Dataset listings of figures
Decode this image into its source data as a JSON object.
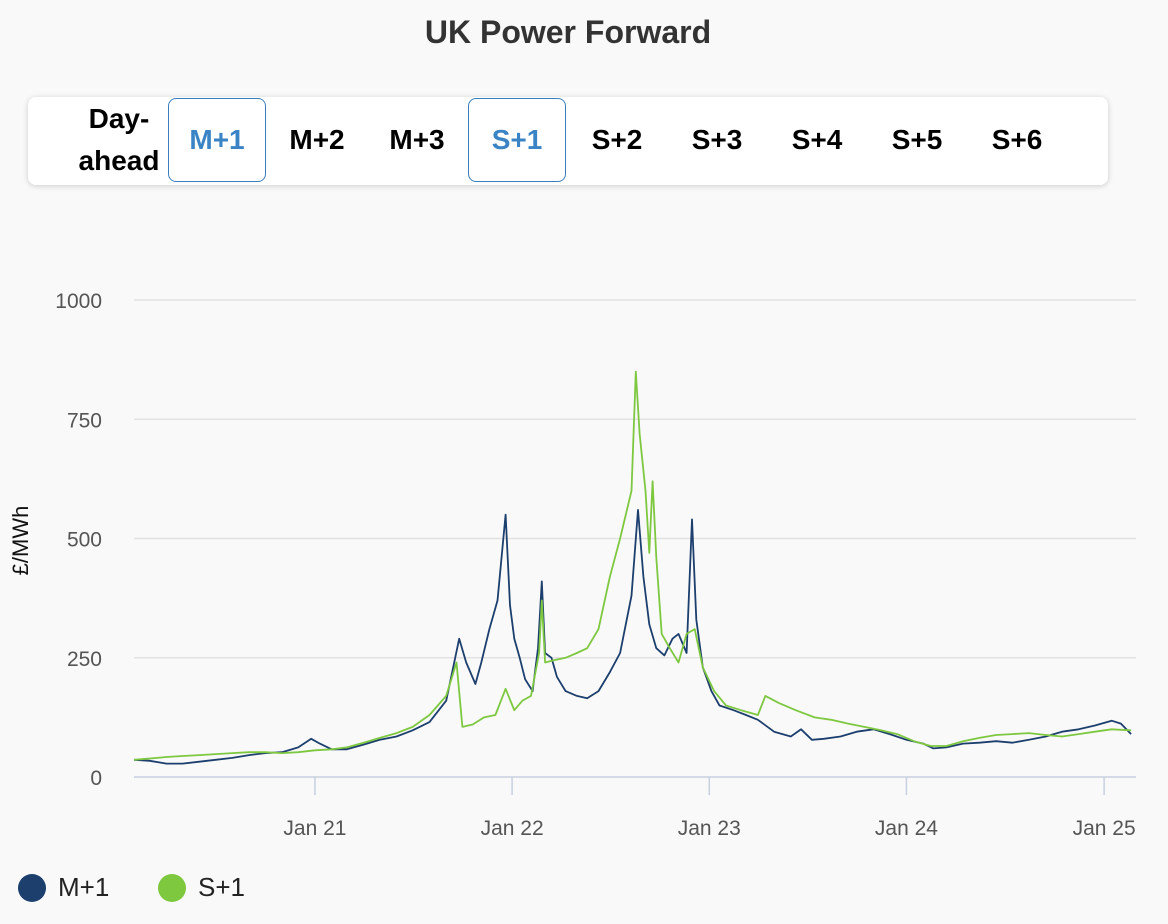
{
  "title": "UK Power Forward",
  "tabs": [
    {
      "label": "Day-ahead",
      "active": false
    },
    {
      "label": "M+1",
      "active": true
    },
    {
      "label": "M+2",
      "active": false
    },
    {
      "label": "M+3",
      "active": false
    },
    {
      "label": "S+1",
      "active": true
    },
    {
      "label": "S+2",
      "active": false
    },
    {
      "label": "S+3",
      "active": false
    },
    {
      "label": "S+4",
      "active": false
    },
    {
      "label": "S+5",
      "active": false
    },
    {
      "label": "S+6",
      "active": false
    }
  ],
  "colors": {
    "accent": "#3a83c5",
    "m1": "#1c3f6e",
    "s1": "#7ec840"
  },
  "chart_data": {
    "type": "line",
    "title": "UK Power Forward",
    "xlabel": "",
    "ylabel": "£/MWh",
    "ylim": [
      0,
      1000
    ],
    "yticks": [
      0,
      250,
      500,
      750,
      1000
    ],
    "xlim": [
      "2020-02-01",
      "2025-03-01"
    ],
    "xticks": [
      {
        "date": "2021-01-01",
        "label": "Jan 21"
      },
      {
        "date": "2022-01-01",
        "label": "Jan 22"
      },
      {
        "date": "2023-01-01",
        "label": "Jan 23"
      },
      {
        "date": "2024-01-01",
        "label": "Jan 24"
      },
      {
        "date": "2025-01-01",
        "label": "Jan 25"
      }
    ],
    "grid": true,
    "legend": "bottom-left",
    "series": [
      {
        "name": "M+1",
        "color": "#1c3f6e",
        "points": [
          [
            "2020-02-01",
            36
          ],
          [
            "2020-03-01",
            34
          ],
          [
            "2020-04-01",
            28
          ],
          [
            "2020-05-01",
            28
          ],
          [
            "2020-06-01",
            32
          ],
          [
            "2020-07-01",
            36
          ],
          [
            "2020-08-01",
            40
          ],
          [
            "2020-09-01",
            46
          ],
          [
            "2020-10-01",
            50
          ],
          [
            "2020-11-01",
            52
          ],
          [
            "2020-12-01",
            62
          ],
          [
            "2020-12-25",
            80
          ],
          [
            "2021-01-10",
            70
          ],
          [
            "2021-02-01",
            58
          ],
          [
            "2021-03-01",
            58
          ],
          [
            "2021-04-01",
            68
          ],
          [
            "2021-05-01",
            78
          ],
          [
            "2021-06-01",
            85
          ],
          [
            "2021-07-01",
            98
          ],
          [
            "2021-08-01",
            115
          ],
          [
            "2021-09-01",
            160
          ],
          [
            "2021-09-25",
            290
          ],
          [
            "2021-10-08",
            240
          ],
          [
            "2021-10-25",
            195
          ],
          [
            "2021-11-05",
            240
          ],
          [
            "2021-11-20",
            310
          ],
          [
            "2021-12-05",
            370
          ],
          [
            "2021-12-20",
            550
          ],
          [
            "2021-12-28",
            360
          ],
          [
            "2022-01-05",
            290
          ],
          [
            "2022-01-15",
            250
          ],
          [
            "2022-01-25",
            205
          ],
          [
            "2022-02-08",
            180
          ],
          [
            "2022-02-18",
            270
          ],
          [
            "2022-02-25",
            410
          ],
          [
            "2022-03-03",
            260
          ],
          [
            "2022-03-15",
            250
          ],
          [
            "2022-03-25",
            210
          ],
          [
            "2022-04-10",
            180
          ],
          [
            "2022-05-01",
            170
          ],
          [
            "2022-05-20",
            165
          ],
          [
            "2022-06-10",
            180
          ],
          [
            "2022-07-01",
            220
          ],
          [
            "2022-07-20",
            260
          ],
          [
            "2022-08-10",
            380
          ],
          [
            "2022-08-22",
            560
          ],
          [
            "2022-09-01",
            420
          ],
          [
            "2022-09-12",
            320
          ],
          [
            "2022-09-25",
            270
          ],
          [
            "2022-10-10",
            255
          ],
          [
            "2022-10-25",
            290
          ],
          [
            "2022-11-05",
            300
          ],
          [
            "2022-11-20",
            260
          ],
          [
            "2022-11-30",
            540
          ],
          [
            "2022-12-08",
            330
          ],
          [
            "2022-12-20",
            230
          ],
          [
            "2023-01-05",
            180
          ],
          [
            "2023-01-20",
            150
          ],
          [
            "2023-02-15",
            140
          ],
          [
            "2023-03-10",
            130
          ],
          [
            "2023-04-01",
            120
          ],
          [
            "2023-05-01",
            95
          ],
          [
            "2023-06-01",
            85
          ],
          [
            "2023-06-20",
            100
          ],
          [
            "2023-07-10",
            78
          ],
          [
            "2023-08-01",
            80
          ],
          [
            "2023-09-01",
            85
          ],
          [
            "2023-10-01",
            95
          ],
          [
            "2023-11-01",
            100
          ],
          [
            "2023-12-01",
            90
          ],
          [
            "2024-01-01",
            78
          ],
          [
            "2024-02-01",
            70
          ],
          [
            "2024-02-20",
            60
          ],
          [
            "2024-03-15",
            62
          ],
          [
            "2024-04-15",
            70
          ],
          [
            "2024-05-15",
            72
          ],
          [
            "2024-06-15",
            75
          ],
          [
            "2024-07-15",
            72
          ],
          [
            "2024-08-15",
            78
          ],
          [
            "2024-09-15",
            85
          ],
          [
            "2024-10-15",
            95
          ],
          [
            "2024-11-15",
            100
          ],
          [
            "2024-12-15",
            108
          ],
          [
            "2025-01-15",
            118
          ],
          [
            "2025-02-01",
            112
          ],
          [
            "2025-02-20",
            90
          ]
        ]
      },
      {
        "name": "S+1",
        "color": "#7ec840",
        "points": [
          [
            "2020-02-01",
            36
          ],
          [
            "2020-03-15",
            40
          ],
          [
            "2020-04-01",
            42
          ],
          [
            "2020-05-01",
            44
          ],
          [
            "2020-06-01",
            46
          ],
          [
            "2020-07-01",
            48
          ],
          [
            "2020-08-01",
            50
          ],
          [
            "2020-09-01",
            52
          ],
          [
            "2020-10-01",
            52
          ],
          [
            "2020-11-01",
            50
          ],
          [
            "2020-12-01",
            52
          ],
          [
            "2021-01-01",
            56
          ],
          [
            "2021-02-01",
            58
          ],
          [
            "2021-03-01",
            62
          ],
          [
            "2021-04-01",
            72
          ],
          [
            "2021-05-01",
            82
          ],
          [
            "2021-06-01",
            92
          ],
          [
            "2021-07-01",
            105
          ],
          [
            "2021-08-01",
            130
          ],
          [
            "2021-09-01",
            170
          ],
          [
            "2021-09-20",
            240
          ],
          [
            "2021-10-01",
            105
          ],
          [
            "2021-10-20",
            110
          ],
          [
            "2021-11-10",
            125
          ],
          [
            "2021-12-01",
            130
          ],
          [
            "2021-12-20",
            185
          ],
          [
            "2022-01-05",
            140
          ],
          [
            "2022-01-20",
            160
          ],
          [
            "2022-02-05",
            170
          ],
          [
            "2022-02-20",
            260
          ],
          [
            "2022-02-25",
            370
          ],
          [
            "2022-03-03",
            240
          ],
          [
            "2022-03-20",
            245
          ],
          [
            "2022-04-10",
            250
          ],
          [
            "2022-05-01",
            260
          ],
          [
            "2022-05-20",
            270
          ],
          [
            "2022-06-10",
            310
          ],
          [
            "2022-07-01",
            420
          ],
          [
            "2022-07-20",
            500
          ],
          [
            "2022-08-10",
            600
          ],
          [
            "2022-08-18",
            850
          ],
          [
            "2022-08-25",
            720
          ],
          [
            "2022-09-05",
            600
          ],
          [
            "2022-09-12",
            470
          ],
          [
            "2022-09-18",
            620
          ],
          [
            "2022-09-25",
            460
          ],
          [
            "2022-10-05",
            300
          ],
          [
            "2022-10-20",
            270
          ],
          [
            "2022-11-05",
            240
          ],
          [
            "2022-11-20",
            300
          ],
          [
            "2022-12-05",
            310
          ],
          [
            "2022-12-20",
            230
          ],
          [
            "2023-01-10",
            180
          ],
          [
            "2023-02-01",
            150
          ],
          [
            "2023-03-01",
            140
          ],
          [
            "2023-04-01",
            130
          ],
          [
            "2023-04-15",
            170
          ],
          [
            "2023-05-10",
            155
          ],
          [
            "2023-06-10",
            140
          ],
          [
            "2023-07-15",
            125
          ],
          [
            "2023-08-15",
            120
          ],
          [
            "2023-09-15",
            112
          ],
          [
            "2023-10-15",
            105
          ],
          [
            "2023-11-15",
            98
          ],
          [
            "2023-12-15",
            90
          ],
          [
            "2024-01-15",
            75
          ],
          [
            "2024-02-15",
            65
          ],
          [
            "2024-03-15",
            65
          ],
          [
            "2024-04-15",
            75
          ],
          [
            "2024-05-15",
            82
          ],
          [
            "2024-06-15",
            88
          ],
          [
            "2024-07-15",
            90
          ],
          [
            "2024-08-15",
            92
          ],
          [
            "2024-09-15",
            88
          ],
          [
            "2024-10-15",
            85
          ],
          [
            "2024-11-15",
            90
          ],
          [
            "2024-12-15",
            95
          ],
          [
            "2025-01-15",
            100
          ],
          [
            "2025-02-20",
            98
          ]
        ]
      }
    ]
  }
}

EXERCISE INSTRUCTIONS> Select and copy every line of the listing with the word "title".

TASK RESULT>
  "title": "UK Power Forward",
    "title": "UK Power Forward",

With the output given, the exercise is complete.